**Task details:** Restate the Beautiful Soup thread below from "it fail because" to "bs3 to bs4!", substituting "html.parser" for "lxml".

**Passage given:**
***

Reputation: 175
i am trying to parse an HTML document, but bs4 fail to parse attribute in a specific tag:
<select class="inputNormal" id="TipoImmobileDaNonImportare" name="TipoImmobileDaNonImportare" style="width:100%">
<option value=""></option>
<option value="unità immobiliare urbana">unità immobiliare urbana</option>
<option value="particella terreni">particella terreni</option>
</select>
when i print, the error
AttributeError: 'tuple' object has no attribute 'items'`
the tag and attribute i print:`select: (u'style', u'class', u'name')`
instead of (for example): `input: {u'type': u'hidden', u'name': u'Immobile_Note', u'value': u'Ubicazione occupazione', u'id': u'Immobile_Note'}`
UPDATE:
if i try soup.find_all( attrs= {'id' : 'somevalue' } )
it fail because try access all attributes of tree!
If i try:
s = BeautifulSoup( """<select class="inputNormal" id="TipoImmobileDaNonImportare" name="TipoImmobileDaNonImportare" style="width:100%">
<option value=""></option>
<option value="unità immobiliare urbana">unità immobiliare urbana</option>
<option value="particella terreni">particella terreni</option>
</select>""")
The parser detect it correctly:
select: {'id': 'TipoImmobileDaNonImportare', 'style': 'width:100%', 'class': ['inputNormal'], 'name': 'TipoImmobileDaNonImportare'}
i try to parse it with lxml parser and html5lib parser, but the result is the same.
Thanks for any replies.
EDIT:
thanks to Amanda, but there was an error in my code, i try to store in tag.attrs
a touple object because this code is porting from bs3 to bs4!
Thanks.
Upvotes: 1
Views: 1343
Reputation: 12737
I'm not entirely sure what you're trying to access with Beautiful Soup here, but if you want to get at the attributes for the select or the options, you can do something like:
html = """<select class="inputNormal" id="TipoImmobileDaNonImportare" name="TipoImmobileDaNonImportare" style="width:100%">
<option value=""></option>
<option value="unità immobiliare urbana">unità immobiliare urbana</option>
<option value="particella terreni">particella terreni</option></select>"""

***

**Provided information:**
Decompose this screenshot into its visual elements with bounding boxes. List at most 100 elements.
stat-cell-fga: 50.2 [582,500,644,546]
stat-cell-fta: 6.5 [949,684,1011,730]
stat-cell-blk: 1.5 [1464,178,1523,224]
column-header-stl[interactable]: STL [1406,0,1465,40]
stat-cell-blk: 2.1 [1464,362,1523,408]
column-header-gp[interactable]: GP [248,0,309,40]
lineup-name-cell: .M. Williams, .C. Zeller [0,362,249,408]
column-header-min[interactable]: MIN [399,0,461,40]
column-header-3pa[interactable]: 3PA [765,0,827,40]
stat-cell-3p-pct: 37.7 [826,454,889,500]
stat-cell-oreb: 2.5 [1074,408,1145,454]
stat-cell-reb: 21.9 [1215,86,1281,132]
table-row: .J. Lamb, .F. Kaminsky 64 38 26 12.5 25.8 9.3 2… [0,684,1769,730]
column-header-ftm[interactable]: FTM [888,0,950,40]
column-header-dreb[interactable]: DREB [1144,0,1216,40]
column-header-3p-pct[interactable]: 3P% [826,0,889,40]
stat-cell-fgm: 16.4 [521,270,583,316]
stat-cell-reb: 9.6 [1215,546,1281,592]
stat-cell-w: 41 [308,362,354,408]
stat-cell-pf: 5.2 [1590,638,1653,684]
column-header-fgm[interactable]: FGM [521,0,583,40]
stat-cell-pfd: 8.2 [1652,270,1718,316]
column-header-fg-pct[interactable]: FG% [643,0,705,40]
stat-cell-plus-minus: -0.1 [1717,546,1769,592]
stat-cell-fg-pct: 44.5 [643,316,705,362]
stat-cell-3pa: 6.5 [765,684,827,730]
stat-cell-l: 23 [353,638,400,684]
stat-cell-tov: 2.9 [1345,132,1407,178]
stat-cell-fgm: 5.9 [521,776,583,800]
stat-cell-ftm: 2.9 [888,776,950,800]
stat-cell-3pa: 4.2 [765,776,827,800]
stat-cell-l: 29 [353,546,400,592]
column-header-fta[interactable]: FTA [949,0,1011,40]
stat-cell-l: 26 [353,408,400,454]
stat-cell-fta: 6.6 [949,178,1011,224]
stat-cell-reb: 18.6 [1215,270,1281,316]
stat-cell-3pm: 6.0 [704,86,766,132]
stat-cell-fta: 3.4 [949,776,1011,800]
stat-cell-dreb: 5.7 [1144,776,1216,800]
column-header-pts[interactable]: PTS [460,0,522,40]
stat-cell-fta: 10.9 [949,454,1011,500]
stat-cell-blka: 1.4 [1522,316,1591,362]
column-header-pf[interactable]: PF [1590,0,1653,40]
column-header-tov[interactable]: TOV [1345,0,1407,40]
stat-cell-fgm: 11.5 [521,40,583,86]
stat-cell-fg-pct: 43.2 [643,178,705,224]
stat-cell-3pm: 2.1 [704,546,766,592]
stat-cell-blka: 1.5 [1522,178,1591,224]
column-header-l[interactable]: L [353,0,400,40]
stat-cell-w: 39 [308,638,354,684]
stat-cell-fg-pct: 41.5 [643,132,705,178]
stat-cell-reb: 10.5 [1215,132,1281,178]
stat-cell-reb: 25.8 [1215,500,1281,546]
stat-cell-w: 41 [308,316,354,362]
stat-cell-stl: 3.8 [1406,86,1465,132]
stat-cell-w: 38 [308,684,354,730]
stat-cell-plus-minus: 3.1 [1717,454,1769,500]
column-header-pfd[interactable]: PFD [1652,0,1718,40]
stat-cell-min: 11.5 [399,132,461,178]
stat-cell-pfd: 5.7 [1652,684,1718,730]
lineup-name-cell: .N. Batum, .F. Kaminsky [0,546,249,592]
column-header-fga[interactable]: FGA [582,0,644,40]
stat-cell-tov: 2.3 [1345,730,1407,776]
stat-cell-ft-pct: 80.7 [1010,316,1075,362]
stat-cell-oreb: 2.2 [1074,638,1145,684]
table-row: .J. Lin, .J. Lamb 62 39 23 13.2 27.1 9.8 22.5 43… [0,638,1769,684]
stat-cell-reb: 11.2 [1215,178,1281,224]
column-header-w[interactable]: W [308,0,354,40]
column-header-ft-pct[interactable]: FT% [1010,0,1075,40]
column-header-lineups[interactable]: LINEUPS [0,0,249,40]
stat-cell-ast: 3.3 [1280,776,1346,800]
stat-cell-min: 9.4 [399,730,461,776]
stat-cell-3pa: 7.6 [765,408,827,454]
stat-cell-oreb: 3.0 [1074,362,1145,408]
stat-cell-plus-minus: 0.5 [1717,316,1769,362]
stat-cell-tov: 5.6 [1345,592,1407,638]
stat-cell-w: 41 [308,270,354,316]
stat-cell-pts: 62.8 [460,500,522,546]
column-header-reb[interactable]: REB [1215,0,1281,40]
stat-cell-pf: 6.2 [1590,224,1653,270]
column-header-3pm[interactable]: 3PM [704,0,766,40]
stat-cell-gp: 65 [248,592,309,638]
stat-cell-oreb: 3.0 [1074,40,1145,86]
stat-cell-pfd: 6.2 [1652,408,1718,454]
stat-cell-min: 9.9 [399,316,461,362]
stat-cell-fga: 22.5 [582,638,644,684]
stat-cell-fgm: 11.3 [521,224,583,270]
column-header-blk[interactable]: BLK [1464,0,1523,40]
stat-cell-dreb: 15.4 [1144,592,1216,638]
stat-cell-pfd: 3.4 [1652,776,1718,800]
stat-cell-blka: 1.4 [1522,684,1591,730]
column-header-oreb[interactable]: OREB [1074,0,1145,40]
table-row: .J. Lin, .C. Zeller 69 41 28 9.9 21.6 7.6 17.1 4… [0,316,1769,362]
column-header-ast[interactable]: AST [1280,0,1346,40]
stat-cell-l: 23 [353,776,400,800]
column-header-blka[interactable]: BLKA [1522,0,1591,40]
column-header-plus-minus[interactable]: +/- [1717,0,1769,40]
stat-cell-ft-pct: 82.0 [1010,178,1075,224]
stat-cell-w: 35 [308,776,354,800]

***

**Complete output:**
it fail because try access all attributes of tree!
If i try:
s = BeautifulSoup( """<select class="inputNormal" id="TipoImmobileDaNonImportare" name="TipoImmobileDaNonImportare" style="width:100%">
<option value=""></option>
<option value="unità immobiliare urbana">unità immobiliare urbana</option>
<option value="particella terreni">particella terreni</option>
</select>""")
The parser detect it correctly:
select: {'id': 'TipoImmobileDaNonImportare', 'style': 'width:100%', 'class': ['inputNormal'], 'name': 'TipoImmobileDaNonImportare'}
i try to parse it with html.parser parser and html5lib parser, but the result is the same.
Thanks for any replies.
EDIT:
thanks to Amanda, but there was an error in my code, i try to store in tag.attrs
a touple object because this code is porting from bs3 to bs4!